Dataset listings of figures
= = = = =

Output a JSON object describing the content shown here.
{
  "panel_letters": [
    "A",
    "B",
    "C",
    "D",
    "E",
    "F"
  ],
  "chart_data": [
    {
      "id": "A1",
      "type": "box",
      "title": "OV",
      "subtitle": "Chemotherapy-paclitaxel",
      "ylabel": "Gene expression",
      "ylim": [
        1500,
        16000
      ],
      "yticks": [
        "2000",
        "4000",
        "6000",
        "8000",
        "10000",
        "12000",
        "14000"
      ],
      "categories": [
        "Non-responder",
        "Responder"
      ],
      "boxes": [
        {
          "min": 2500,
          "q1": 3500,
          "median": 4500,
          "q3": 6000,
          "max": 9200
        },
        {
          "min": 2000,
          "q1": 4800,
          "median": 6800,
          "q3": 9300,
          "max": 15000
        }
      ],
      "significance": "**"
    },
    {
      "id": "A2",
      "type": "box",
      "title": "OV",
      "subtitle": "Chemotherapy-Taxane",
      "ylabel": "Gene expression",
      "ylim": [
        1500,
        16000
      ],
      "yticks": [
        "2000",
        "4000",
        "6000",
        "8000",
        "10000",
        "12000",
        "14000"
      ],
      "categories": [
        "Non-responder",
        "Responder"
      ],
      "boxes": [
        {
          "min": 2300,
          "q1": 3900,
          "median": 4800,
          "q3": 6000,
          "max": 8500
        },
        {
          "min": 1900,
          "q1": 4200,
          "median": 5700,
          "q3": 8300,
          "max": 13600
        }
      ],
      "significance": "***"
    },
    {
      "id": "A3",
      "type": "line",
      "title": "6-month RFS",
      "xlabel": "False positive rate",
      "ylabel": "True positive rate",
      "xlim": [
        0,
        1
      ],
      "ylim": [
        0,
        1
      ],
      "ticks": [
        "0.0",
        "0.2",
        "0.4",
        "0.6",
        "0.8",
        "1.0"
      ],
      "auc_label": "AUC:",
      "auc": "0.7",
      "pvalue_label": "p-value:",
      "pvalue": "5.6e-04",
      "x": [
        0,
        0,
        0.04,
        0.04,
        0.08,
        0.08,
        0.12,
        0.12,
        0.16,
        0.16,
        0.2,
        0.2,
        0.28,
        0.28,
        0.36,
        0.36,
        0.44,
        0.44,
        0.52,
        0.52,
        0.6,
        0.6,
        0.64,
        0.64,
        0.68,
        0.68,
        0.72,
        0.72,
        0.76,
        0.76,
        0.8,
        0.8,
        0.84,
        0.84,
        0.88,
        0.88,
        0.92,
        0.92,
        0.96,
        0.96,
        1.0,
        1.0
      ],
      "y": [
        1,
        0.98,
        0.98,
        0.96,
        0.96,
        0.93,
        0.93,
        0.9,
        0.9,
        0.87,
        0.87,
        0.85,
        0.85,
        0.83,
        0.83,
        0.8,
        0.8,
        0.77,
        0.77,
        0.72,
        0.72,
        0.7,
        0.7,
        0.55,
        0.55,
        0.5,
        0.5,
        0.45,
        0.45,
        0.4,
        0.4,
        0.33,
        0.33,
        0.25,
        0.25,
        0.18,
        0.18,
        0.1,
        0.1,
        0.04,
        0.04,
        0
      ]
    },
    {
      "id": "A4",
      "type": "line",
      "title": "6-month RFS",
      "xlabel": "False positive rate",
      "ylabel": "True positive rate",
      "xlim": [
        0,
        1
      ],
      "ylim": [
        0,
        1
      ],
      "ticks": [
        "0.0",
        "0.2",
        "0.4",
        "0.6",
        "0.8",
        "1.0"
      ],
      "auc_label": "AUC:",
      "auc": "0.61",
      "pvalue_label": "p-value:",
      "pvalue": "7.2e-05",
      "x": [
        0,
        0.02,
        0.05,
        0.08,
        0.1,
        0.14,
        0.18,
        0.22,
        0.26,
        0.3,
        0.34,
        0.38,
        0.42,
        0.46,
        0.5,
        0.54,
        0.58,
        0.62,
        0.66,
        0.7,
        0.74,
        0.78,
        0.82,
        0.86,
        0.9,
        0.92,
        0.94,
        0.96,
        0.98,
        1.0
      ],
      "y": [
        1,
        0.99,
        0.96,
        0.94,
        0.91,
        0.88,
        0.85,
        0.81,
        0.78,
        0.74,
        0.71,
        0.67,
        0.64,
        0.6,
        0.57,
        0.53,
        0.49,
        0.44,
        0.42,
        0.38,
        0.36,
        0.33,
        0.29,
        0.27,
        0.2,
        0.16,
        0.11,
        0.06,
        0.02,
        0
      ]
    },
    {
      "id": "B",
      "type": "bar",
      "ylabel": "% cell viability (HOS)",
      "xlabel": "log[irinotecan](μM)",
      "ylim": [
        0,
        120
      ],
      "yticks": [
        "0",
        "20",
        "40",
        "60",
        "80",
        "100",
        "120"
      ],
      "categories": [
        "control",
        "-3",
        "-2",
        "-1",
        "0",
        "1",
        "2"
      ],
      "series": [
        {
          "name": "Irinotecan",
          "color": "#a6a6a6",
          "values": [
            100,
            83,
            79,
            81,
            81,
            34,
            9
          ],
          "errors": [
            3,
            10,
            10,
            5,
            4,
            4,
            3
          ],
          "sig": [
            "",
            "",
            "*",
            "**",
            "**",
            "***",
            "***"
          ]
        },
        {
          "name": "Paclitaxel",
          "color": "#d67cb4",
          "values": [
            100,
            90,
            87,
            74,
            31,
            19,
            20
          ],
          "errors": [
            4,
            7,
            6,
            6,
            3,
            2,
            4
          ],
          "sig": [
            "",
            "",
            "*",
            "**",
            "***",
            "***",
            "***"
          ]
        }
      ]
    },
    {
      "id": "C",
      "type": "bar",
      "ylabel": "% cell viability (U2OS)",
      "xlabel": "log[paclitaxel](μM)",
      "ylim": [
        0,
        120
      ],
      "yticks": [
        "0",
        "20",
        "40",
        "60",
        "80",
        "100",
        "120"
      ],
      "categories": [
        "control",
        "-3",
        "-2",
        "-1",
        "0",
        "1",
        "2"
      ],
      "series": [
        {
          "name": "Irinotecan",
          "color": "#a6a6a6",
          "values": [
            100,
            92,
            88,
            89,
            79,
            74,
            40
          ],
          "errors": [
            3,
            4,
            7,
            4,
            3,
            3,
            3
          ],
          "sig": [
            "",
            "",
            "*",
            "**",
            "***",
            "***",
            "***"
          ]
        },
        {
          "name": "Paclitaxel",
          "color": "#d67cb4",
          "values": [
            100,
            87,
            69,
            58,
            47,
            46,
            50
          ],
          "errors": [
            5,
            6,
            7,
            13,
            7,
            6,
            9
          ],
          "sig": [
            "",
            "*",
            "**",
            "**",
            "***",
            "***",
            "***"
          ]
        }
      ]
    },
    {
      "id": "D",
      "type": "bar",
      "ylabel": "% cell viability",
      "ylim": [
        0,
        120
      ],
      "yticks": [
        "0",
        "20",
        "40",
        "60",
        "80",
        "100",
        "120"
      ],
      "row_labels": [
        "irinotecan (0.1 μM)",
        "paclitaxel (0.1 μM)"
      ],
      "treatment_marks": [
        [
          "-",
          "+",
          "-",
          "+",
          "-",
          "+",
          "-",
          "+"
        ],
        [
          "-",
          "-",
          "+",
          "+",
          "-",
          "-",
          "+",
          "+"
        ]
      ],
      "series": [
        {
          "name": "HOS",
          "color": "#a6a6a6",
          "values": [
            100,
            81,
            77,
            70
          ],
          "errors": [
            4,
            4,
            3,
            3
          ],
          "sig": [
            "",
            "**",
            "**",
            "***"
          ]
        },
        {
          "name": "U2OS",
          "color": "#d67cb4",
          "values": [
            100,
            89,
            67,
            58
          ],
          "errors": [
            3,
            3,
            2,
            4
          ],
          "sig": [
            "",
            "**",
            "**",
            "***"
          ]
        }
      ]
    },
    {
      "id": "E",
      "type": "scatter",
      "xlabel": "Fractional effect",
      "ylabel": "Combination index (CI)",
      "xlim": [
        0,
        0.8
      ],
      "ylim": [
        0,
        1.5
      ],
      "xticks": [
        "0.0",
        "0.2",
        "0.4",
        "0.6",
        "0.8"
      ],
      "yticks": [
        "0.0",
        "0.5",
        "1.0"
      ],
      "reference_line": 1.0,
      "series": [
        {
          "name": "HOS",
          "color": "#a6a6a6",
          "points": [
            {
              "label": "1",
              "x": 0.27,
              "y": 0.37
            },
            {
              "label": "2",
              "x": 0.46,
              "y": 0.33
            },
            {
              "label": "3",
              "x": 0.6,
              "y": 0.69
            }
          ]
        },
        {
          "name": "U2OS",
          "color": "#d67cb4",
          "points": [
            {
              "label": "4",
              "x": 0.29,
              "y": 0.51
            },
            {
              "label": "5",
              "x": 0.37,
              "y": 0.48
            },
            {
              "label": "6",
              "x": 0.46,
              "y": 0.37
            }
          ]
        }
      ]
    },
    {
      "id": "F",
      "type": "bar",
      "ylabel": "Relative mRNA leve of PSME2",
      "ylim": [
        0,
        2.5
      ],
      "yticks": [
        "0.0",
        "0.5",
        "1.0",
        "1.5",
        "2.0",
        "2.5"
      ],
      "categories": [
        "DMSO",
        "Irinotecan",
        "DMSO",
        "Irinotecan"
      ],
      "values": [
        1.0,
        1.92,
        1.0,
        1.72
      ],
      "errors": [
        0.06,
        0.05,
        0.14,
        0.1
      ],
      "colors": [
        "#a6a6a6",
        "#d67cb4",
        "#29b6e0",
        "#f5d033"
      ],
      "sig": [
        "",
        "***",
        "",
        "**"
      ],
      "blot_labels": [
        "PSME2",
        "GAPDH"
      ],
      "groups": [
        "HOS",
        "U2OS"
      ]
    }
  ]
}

= = = = =

Filter the entries above and return only the lines holding "median".

**Response for this exercise:**
          "median": 4500,
          "median": 6800,
          "median": 4800,
          "median": 5700,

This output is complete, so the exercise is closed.